Records to process.

————

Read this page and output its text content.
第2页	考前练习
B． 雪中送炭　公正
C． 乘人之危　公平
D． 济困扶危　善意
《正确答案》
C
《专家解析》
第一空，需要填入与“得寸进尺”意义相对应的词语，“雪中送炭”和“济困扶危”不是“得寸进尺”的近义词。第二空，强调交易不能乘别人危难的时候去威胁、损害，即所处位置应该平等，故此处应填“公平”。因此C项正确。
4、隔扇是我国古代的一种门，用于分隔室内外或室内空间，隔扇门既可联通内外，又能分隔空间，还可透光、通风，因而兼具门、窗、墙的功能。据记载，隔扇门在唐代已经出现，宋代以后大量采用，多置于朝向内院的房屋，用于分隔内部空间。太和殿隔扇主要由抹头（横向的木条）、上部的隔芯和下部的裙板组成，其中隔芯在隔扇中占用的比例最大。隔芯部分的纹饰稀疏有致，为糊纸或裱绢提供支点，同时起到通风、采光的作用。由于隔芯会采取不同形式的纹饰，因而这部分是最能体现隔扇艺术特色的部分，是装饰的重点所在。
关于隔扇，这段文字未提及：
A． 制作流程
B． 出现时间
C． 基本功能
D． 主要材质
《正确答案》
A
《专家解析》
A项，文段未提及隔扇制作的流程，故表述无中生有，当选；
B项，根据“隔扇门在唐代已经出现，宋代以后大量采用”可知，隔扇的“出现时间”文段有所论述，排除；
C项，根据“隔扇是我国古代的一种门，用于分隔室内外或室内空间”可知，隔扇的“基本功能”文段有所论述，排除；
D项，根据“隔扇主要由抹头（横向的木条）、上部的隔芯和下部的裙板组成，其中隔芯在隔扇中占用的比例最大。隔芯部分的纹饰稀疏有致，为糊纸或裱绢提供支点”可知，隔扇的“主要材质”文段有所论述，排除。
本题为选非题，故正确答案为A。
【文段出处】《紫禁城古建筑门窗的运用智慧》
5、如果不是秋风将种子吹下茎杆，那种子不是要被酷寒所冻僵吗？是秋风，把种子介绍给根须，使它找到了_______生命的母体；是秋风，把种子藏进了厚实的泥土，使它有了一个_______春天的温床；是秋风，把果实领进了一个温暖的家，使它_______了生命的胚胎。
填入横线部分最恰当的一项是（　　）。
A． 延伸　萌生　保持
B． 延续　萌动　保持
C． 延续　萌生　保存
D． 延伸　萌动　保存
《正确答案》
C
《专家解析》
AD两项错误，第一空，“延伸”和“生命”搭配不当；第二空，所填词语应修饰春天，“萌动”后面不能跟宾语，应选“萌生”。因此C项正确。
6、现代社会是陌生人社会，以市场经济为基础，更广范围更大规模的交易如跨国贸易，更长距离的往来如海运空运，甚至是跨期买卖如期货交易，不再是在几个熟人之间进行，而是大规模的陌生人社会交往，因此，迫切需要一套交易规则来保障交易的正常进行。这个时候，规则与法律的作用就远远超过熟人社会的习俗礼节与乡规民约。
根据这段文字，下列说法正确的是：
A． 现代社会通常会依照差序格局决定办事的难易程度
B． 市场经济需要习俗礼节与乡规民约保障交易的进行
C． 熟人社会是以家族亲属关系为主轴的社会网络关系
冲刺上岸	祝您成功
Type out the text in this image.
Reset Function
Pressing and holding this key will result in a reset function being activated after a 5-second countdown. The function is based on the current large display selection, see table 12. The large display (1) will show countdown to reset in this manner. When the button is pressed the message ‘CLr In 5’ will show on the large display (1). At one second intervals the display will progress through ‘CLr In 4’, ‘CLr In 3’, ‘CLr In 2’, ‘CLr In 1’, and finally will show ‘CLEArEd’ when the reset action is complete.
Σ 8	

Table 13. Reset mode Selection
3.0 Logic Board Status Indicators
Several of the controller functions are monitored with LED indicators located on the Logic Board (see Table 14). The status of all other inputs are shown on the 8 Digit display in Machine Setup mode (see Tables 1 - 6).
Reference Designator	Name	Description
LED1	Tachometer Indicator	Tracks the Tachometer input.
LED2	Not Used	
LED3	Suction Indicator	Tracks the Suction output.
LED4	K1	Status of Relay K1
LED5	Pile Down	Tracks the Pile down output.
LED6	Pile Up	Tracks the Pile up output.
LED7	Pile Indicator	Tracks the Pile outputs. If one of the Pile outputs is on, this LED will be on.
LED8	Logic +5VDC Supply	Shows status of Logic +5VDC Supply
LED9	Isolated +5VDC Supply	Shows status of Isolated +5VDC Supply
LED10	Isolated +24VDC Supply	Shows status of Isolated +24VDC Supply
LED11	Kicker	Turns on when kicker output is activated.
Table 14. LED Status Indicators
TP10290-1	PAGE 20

————

Output every line above without altering anything.

Reply.
Read this page and output its text content.
第2页	考前练习
B． 雪中送炭　公正
C． 乘人之危　公平
D． 济困扶危　善意
《正确答案》
C
《专家解析》
第一空，需要填入与“得寸进尺”意义相对应的词语，“雪中送炭”和“济困扶危”不是“得寸进尺”的近义词。第二空，强调交易不能乘别人危难的时候去威胁、损害，即所处位置应该平等，故此处应填“公平”。因此C项正确。
4、隔扇是我国古代的一种门，用于分隔室内外或室内空间，隔扇门既可联通内外，又能分隔空间，还可透光、通风，因而兼具门、窗、墙的功能。据记载，隔扇门在唐代已经出现，宋代以后大量采用，多置于朝向内院的房屋，用于分隔内部空间。太和殿隔扇主要由抹头（横向的木条）、上部的隔芯和下部的裙板组成，其中隔芯在隔扇中占用的比例最大。隔芯部分的纹饰稀疏有致，为糊纸或裱绢提供支点，同时起到通风、采光的作用。由于隔芯会采取不同形式的纹饰，因而这部分是最能体现隔扇艺术特色的部分，是装饰的重点所在。
关于隔扇，这段文字未提及：
A． 制作流程
B． 出现时间
C． 基本功能
D． 主要材质
《正确答案》
A
《专家解析》
A项，文段未提及隔扇制作的流程，故表述无中生有，当选；
B项，根据“隔扇门在唐代已经出现，宋代以后大量采用”可知，隔扇的“出现时间”文段有所论述，排除；
C项，根据“隔扇是我国古代的一种门，用于分隔室内外或室内空间”可知，隔扇的“基本功能”文段有所论述，排除；
D项，根据“隔扇主要由抹头（横向的木条）、上部的隔芯和下部的裙板组成，其中隔芯在隔扇中占用的比例最大。隔芯部分的纹饰稀疏有致，为糊纸或裱绢提供支点”可知，隔扇的“主要材质”文段有所论述，排除。
本题为选非题，故正确答案为A。
【文段出处】《紫禁城古建筑门窗的运用智慧》
5、如果不是秋风将种子吹下茎杆，那种子不是要被酷寒所冻僵吗？是秋风，把种子介绍给根须，使它找到了_______生命的母体；是秋风，把种子藏进了厚实的泥土，使它有了一个_______春天的温床；是秋风，把果实领进了一个温暖的家，使它_______了生命的胚胎。
填入横线部分最恰当的一项是（　　）。
A． 延伸　萌生　保持
B． 延续　萌动　保持
C． 延续　萌生　保存
D． 延伸　萌动　保存
《正确答案》
C
《专家解析》
AD两项错误，第一空，“延伸”和“生命”搭配不当；第二空，所填词语应修饰春天，“萌动”后面不能跟宾语，应选“萌生”。因此C项正确。
6、现代社会是陌生人社会，以市场经济为基础，更广范围更大规模的交易如跨国贸易，更长距离的往来如海运空运，甚至是跨期买卖如期货交易，不再是在几个熟人之间进行，而是大规模的陌生人社会交往，因此，迫切需要一套交易规则来保障交易的正常进行。这个时候，规则与法律的作用就远远超过熟人社会的习俗礼节与乡规民约。
根据这段文字，下列说法正确的是：
A． 现代社会通常会依照差序格局决定办事的难易程度
B． 市场经济需要习俗礼节与乡规民约保障交易的进行
C． 熟人社会是以家族亲属关系为主轴的社会网络关系
冲刺上岸	祝您成功
Type out the text in this image.
Reset Function
Pressing and holding this key will result in a reset function being activated after a 5-second countdown. The function is based on the current large display selection, see table 12. The large display (1) will show countdown to reset in this manner. When the button is pressed the message ‘CLr In 5’ will show on the large display (1). At one second intervals the display will progress through ‘CLr In 4’, ‘CLr In 3’, ‘CLr In 2’, ‘CLr In 1’, and finally will show ‘CLEArEd’ when the reset action is complete.
Σ 8	

Table 13. Reset mode Selection
3.0 Logic Board Status Indicators
Several of the controller functions are monitored with LED indicators located on the Logic Board (see Table 14). The status of all other inputs are shown on the 8 Digit display in Machine Setup mode (see Tables 1 - 6).
Reference Designator	Name	Description
LED1	Tachometer Indicator	Tracks the Tachometer input.
LED2	Not Used	
LED3	Suction Indicator	Tracks the Suction output.
LED4	K1	Status of Relay K1
LED5	Pile Down	Tracks the Pile down output.
LED6	Pile Up	Tracks the Pile up output.
LED7	Pile Indicator	Tracks the Pile outputs. If one of the Pile outputs is on, this LED will be on.
LED8	Logic +5VDC Supply	Shows status of Logic +5VDC Supply
LED9	Isolated +5VDC Supply	Shows status of Isolated +5VDC Supply
LED10	Isolated +24VDC Supply	Shows status of Isolated +24VDC Supply
LED11	Kicker	Turns on when kicker output is activated.
Table 14. LED Status Indicators
TP10290-1	PAGE 20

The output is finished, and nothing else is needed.